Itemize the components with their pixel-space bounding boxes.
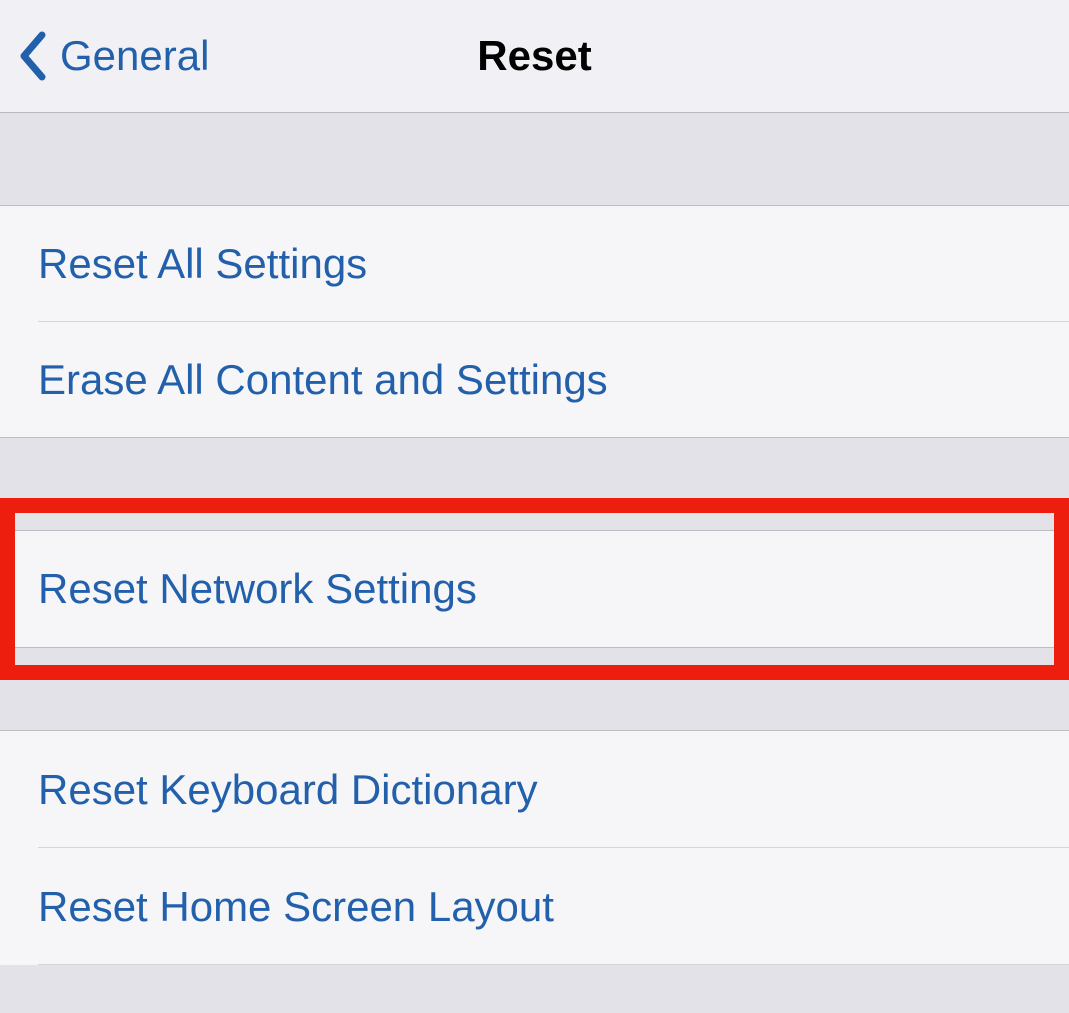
- reset-group-3: Reset Keyboard Dictionary Reset Home Scr…: [0, 730, 1069, 965]
- section-spacer: [0, 680, 1069, 730]
- section-spacer: [0, 438, 1069, 498]
- reset-home-screen-layout-button[interactable]: Reset Home Screen Layout: [0, 848, 1069, 965]
- erase-all-content-button[interactable]: Erase All Content and Settings: [0, 322, 1069, 438]
- back-label: General: [60, 32, 209, 80]
- page-title: Reset: [477, 32, 591, 80]
- section-spacer: [15, 647, 1054, 665]
- reset-network-settings-button[interactable]: Reset Network Settings: [15, 531, 1054, 647]
- chevron-left-icon: [18, 31, 48, 81]
- list-item-label: Reset Network Settings: [38, 565, 477, 613]
- reset-all-settings-button[interactable]: Reset All Settings: [0, 206, 1069, 322]
- reset-group-1: Reset All Settings Erase All Content and…: [0, 206, 1069, 438]
- section-spacer: [15, 513, 1054, 531]
- list-item-label: Reset Home Screen Layout: [38, 883, 554, 931]
- list-item-label: Reset Keyboard Dictionary: [38, 766, 538, 814]
- navigation-bar: General Reset: [0, 0, 1069, 113]
- reset-keyboard-dictionary-button[interactable]: Reset Keyboard Dictionary: [0, 731, 1069, 848]
- list-item-label: Reset All Settings: [38, 240, 367, 288]
- section-spacer: [0, 113, 1069, 206]
- back-button[interactable]: General: [0, 31, 209, 81]
- highlighted-section: Reset Network Settings: [0, 498, 1069, 680]
- list-item-label: Erase All Content and Settings: [38, 356, 608, 404]
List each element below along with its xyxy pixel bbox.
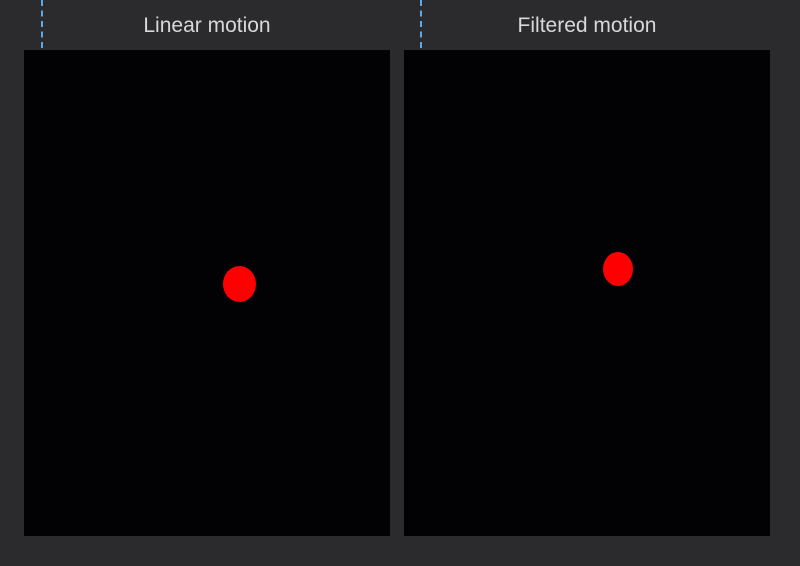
panel-title: Filtered motion — [517, 14, 657, 37]
animation-canvas — [24, 50, 390, 536]
moving-dot — [223, 266, 256, 302]
moving-dot — [603, 252, 633, 286]
linear-motion-panel: Linear motion — [24, 0, 390, 536]
filtered-motion-panel: Filtered motion — [404, 0, 770, 536]
animation-canvas — [404, 50, 770, 536]
panel-title: Linear motion — [143, 14, 271, 37]
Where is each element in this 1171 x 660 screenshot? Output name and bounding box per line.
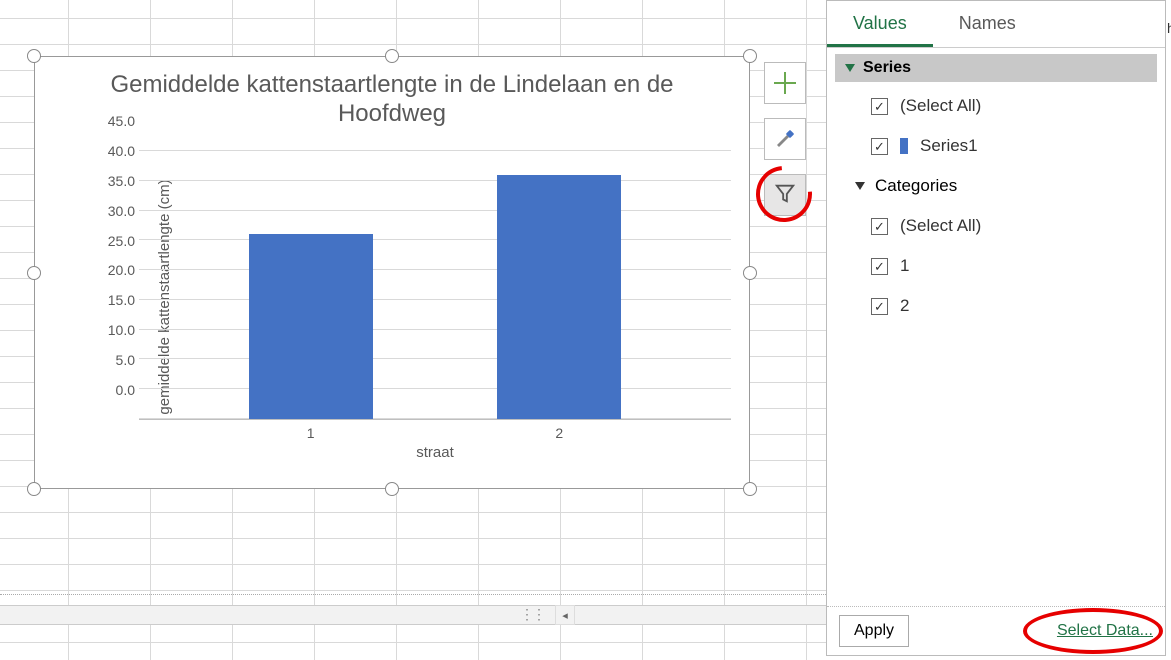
• • •
* **Objective**
Copy every line of the records above word for word, leaving out the pictures.

* **Exercise result**
Itemize the components with their pixel-space bounding boxes.
- reset-group-3: Reset Keyboard Dictionary Reset Home Scr…: [0, 730, 1069, 965]
- section-spacer: [0, 680, 1069, 730]
- section-spacer: [0, 438, 1069, 498]
- reset-home-screen-layout-button[interactable]: Reset Home Screen Layout: [0, 848, 1069, 965]
- erase-all-content-button[interactable]: Erase All Content and Settings: [0, 322, 1069, 438]
- back-label: General: [60, 32, 209, 80]
- page-title: Reset: [477, 32, 591, 80]
- section-spacer: [15, 647, 1054, 665]
- reset-network-settings-button[interactable]: Reset Network Settings: [15, 531, 1054, 647]
- chevron-left-icon: [18, 31, 48, 81]
- list-item-label: Reset Network Settings: [38, 565, 477, 613]
- reset-all-settings-button[interactable]: Reset All Settings: [0, 206, 1069, 322]
- reset-group-1: Reset All Settings Erase All Content and…: [0, 206, 1069, 438]
- section-spacer: [15, 513, 1054, 531]
- list-item-label: Reset Home Screen Layout: [38, 883, 554, 931]
- list-item-label: Reset Keyboard Dictionary: [38, 766, 538, 814]
- navigation-bar: General Reset: [0, 0, 1069, 113]
- reset-keyboard-dictionary-button[interactable]: Reset Keyboard Dictionary: [0, 731, 1069, 848]
- list-item-label: Reset All Settings: [38, 240, 367, 288]
- section-spacer: [0, 113, 1069, 206]
- back-button[interactable]: General: [0, 31, 209, 81]
- highlighted-section: Reset Network Settings: [0, 498, 1069, 680]
- list-item-label: Erase All Content and Settings: [38, 356, 608, 404]
List each element below along with its xyxy pixel bbox.
panel-title: Filtered motion — [517, 14, 657, 37]
animation-canvas — [24, 50, 390, 536]
moving-dot — [223, 266, 256, 302]
moving-dot — [603, 252, 633, 286]
linear-motion-panel: Linear motion — [24, 0, 390, 536]
filtered-motion-panel: Filtered motion — [404, 0, 770, 536]
animation-canvas — [404, 50, 770, 536]
panel-title: Linear motion — [143, 14, 271, 37]
Where is each element in this 1171 x 660 screenshot? Output name and bounding box per line.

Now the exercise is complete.